Task goal → Set down all of the entries word for word, omitting the images they contain.

Some records

******

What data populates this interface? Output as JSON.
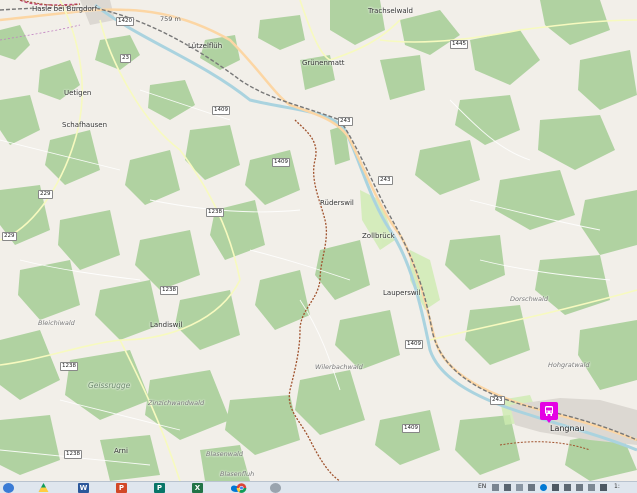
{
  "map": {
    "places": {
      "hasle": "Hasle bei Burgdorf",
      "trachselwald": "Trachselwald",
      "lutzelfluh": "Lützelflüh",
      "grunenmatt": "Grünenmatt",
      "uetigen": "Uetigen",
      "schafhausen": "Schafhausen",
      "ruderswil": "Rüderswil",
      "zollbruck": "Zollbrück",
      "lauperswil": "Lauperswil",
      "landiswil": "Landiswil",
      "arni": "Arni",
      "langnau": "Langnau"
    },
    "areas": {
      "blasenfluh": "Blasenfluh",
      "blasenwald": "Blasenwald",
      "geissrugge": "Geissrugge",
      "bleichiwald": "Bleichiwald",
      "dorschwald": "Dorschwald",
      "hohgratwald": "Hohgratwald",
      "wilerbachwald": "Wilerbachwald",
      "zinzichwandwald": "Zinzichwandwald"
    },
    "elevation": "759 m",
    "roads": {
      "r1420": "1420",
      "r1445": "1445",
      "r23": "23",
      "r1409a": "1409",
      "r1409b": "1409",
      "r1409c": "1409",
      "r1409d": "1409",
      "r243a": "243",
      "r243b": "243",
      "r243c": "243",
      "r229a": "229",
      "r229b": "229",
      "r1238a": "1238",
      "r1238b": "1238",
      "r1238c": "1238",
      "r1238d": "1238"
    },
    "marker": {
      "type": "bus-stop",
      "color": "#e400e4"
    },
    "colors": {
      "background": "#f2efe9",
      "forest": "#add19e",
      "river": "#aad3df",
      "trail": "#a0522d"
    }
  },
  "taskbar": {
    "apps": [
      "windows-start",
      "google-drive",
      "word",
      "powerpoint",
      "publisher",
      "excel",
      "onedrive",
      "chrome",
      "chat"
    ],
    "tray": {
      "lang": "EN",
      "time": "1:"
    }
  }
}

******

Worked solution →
What data populates this interface? Output as JSON.
{
  "map": {
    "places": {
      "hasle": "Hasle bei Burgdorf",
      "trachselwald": "Trachselwald",
      "lutzelfluh": "Lützelflüh",
      "grunenmatt": "Grünenmatt",
      "uetigen": "Uetigen",
      "schafhausen": "Schafhausen",
      "ruderswil": "Rüderswil",
      "zollbruck": "Zollbrück",
      "lauperswil": "Lauperswil",
      "landiswil": "Landiswil",
      "arni": "Arni",
      "langnau": "Langnau"
    },
    "areas": {
      "blasenfluh": "Blasenfluh",
      "blasenwald": "Blasenwald",
      "geissrugge": "Geissrugge",
      "bleichiwald": "Bleichiwald",
      "dorschwald": "Dorschwald",
      "hohgratwald": "Hohgratwald",
      "wilerbachwald": "Wilerbachwald",
      "zinzichwandwald": "Zinzichwandwald"
    },
    "elevation": "759 m",
    "roads": {
      "r1420": "1420",
      "r1445": "1445",
      "r23": "23",
      "r1409a": "1409",
      "r1409b": "1409",
      "r1409c": "1409",
      "r1409d": "1409",
      "r243a": "243",
      "r243b": "243",
      "r243c": "243",
      "r229a": "229",
      "r229b": "229",
      "r1238a": "1238",
      "r1238b": "1238",
      "r1238c": "1238",
      "r1238d": "1238"
    },
    "marker": {
      "type": "bus-stop",
      "color": "#e400e4"
    },
    "colors": {
      "background": "#f2efe9",
      "forest": "#add19e",
      "river": "#aad3df",
      "trail": "#a0522d"
    }
  },
  "taskbar": {
    "apps": [
      "windows-start",
      "google-drive",
      "word",
      "powerpoint",
      "publisher",
      "excel",
      "onedrive",
      "chrome",
      "chat"
    ],
    "tray": {
      "lang": "EN",
      "time": "1:"
    }
  }
}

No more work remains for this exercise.